Wednesday, April 8, 1998 at 4:07:22 PM Pacific

Dino Does C++

Dino Morelli, dmorelli@mail1.nai.net is a Java consultant who's going back to C++. Here's why...

Dino Does C++

I've been going through a shift in my focus as far as development goes.

We've had to change our plans at work again with respect to our Java software. This time, we were aiming at using Java 1.1 plus the newer JFC/Swing UI controls for applets. At the time that this seemed like a good idea, Microsoft was already officially against Sun's Java but Netscape was still shipping patches to their VM in Communicator.

Well, in recent weeks it looks as though the whole thing has slowed down more than ever for applets. Our only hope for clean Java applet behavior is Sun's Activator plugin technology. But it's been in beta for a long time and I have no idea when I can rely on it.

Meanwhile, I work on Java applications to run locally on a machine, but I get a lot of friction from people because they don't want to get involved with installing VM software. They always want to know why something isn't just an executable. Why won't it just run.

So, I'm tired. I'm tired of working for 2 years on various Java projects that few, if any, people use.

I did a lot of thinking about Java in the past month or so. Here's an interesting thought: What is it about Java that makes the developers so excited? Clearly, people who write a lot in it love it. But what about Java garners that excitement?

I'm coming to the realization that it's not really the language or the cross-platform support that makes engineers happy. It's the class libraries, particularly the AWT for UI building and the networking packages.

━━━━━━━━

_ACTIONS TO TAKE_
(a) Write out the stretch of the Dino Does C++ piece from "I did a lot" through "the networking packages.", word for word.
(b) Extend the Dino Does C++ piece, picking up right after its final sentence.
You will not need the records at all.

━━━━━━━━

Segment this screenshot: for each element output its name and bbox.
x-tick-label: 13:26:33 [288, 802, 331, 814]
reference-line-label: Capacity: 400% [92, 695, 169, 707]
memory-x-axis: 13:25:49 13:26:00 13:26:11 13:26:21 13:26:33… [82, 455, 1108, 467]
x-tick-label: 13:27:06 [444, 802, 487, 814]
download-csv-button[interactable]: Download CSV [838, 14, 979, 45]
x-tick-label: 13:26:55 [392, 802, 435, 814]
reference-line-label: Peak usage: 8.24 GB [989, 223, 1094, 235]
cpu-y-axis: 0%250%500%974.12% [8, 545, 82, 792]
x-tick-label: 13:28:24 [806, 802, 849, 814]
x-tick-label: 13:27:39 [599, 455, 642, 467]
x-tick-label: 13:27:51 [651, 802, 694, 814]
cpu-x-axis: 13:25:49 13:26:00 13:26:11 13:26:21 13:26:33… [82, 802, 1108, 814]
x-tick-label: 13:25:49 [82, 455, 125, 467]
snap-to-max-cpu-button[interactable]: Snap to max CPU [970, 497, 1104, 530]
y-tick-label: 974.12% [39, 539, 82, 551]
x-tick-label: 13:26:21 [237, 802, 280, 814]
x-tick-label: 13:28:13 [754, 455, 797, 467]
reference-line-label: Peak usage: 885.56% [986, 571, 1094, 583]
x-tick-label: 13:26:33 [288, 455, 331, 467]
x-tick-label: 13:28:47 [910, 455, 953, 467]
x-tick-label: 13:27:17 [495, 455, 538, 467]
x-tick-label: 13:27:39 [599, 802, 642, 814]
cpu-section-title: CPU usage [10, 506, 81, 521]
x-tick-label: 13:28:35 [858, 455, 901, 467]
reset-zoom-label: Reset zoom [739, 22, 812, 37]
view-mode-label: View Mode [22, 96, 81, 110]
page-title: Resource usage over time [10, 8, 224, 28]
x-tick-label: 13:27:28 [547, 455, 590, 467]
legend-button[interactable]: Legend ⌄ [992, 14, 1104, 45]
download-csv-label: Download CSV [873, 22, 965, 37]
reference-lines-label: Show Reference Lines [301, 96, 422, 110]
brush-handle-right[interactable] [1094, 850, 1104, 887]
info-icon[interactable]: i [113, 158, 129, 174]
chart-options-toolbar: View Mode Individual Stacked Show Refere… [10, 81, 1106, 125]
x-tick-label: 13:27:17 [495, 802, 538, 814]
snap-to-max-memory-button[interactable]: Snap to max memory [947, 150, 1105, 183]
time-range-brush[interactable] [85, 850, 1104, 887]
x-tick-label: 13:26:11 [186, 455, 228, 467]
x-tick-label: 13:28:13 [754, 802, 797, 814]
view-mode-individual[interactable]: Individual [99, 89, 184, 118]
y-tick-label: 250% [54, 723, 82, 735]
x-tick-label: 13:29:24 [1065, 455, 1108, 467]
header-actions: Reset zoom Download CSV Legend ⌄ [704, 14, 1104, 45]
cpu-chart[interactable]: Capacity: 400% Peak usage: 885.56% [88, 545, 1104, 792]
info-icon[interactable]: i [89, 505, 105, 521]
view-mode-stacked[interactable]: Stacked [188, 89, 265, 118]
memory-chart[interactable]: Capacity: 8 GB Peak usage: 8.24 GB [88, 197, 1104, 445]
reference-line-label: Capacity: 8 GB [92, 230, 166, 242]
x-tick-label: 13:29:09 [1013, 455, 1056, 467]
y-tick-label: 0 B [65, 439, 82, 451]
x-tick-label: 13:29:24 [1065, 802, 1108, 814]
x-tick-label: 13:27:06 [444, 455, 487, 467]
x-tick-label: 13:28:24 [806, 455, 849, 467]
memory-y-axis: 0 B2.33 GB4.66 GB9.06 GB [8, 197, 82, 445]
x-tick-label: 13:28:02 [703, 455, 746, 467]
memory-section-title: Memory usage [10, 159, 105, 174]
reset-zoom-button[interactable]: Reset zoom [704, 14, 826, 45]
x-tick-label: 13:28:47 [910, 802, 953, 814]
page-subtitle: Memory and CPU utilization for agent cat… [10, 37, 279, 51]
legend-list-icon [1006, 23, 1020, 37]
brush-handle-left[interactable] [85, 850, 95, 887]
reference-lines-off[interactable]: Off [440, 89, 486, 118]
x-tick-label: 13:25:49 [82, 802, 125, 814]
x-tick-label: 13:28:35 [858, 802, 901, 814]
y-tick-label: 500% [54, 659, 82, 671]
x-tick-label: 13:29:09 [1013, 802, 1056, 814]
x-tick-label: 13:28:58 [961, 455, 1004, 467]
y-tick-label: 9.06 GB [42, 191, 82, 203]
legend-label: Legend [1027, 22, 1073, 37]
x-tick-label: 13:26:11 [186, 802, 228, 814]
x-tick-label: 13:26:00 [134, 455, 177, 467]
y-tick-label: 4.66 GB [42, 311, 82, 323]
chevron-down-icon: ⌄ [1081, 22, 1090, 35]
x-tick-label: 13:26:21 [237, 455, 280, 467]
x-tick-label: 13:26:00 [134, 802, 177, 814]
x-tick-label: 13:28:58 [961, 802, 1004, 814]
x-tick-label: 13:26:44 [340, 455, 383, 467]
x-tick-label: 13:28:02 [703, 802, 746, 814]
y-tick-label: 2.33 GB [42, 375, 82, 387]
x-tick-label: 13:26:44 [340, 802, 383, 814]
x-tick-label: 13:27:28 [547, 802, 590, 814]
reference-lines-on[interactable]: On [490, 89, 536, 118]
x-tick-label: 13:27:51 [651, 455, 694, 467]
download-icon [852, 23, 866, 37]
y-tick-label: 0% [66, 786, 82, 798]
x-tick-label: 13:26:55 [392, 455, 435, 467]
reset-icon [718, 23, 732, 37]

━━━━━━━━

_WRITTEN RESPONSES_
(a)
I did a lot of thinking about Java in the past month or so. Here's an interesting thought: What is it about Java that makes the developers so excited? Clearly, people who write a lot in it love it. But what about Java garners that excitement?

I'm coming to the realization that it's not really the language or the cross-platform support that makes engineers happy. It's the class libraries, particularly the AWT for UI building and the networking packages.

(b)
These class libraries aren't the language at all. They could be implemented in any language that is object-oriented. In fact, they already have been. By Sun and Microsoft and other companies and they sit directly in the VM. They were probably made with C/C++. It's just that the public interface for this code happens to be Java classes instead of C++ classes.

The deal is this: engineers become mesmerized by Java because the O-O framework (like MFC or OWL) was done very well. It gives Java its good name to some degree with developers. It's not some special feature of the Java language. It's just good software writing and that can be applied to almost any language.

I've revisited some of my C++ Windows projects and saw clearly how I could use the ideas behind a lot of the Java class libraries over there. It's been like a moment of personal evolution for me. It has nothing to do with C++ being a "poorer" language than Java or anything else. It's all in the implementation of that language. If you apply yourself and try hard, you can write nasty spaghetti code in Java. It's harder, because it's set up to steer you away from that, but you can make Java look hideous same as any bad code written in any language.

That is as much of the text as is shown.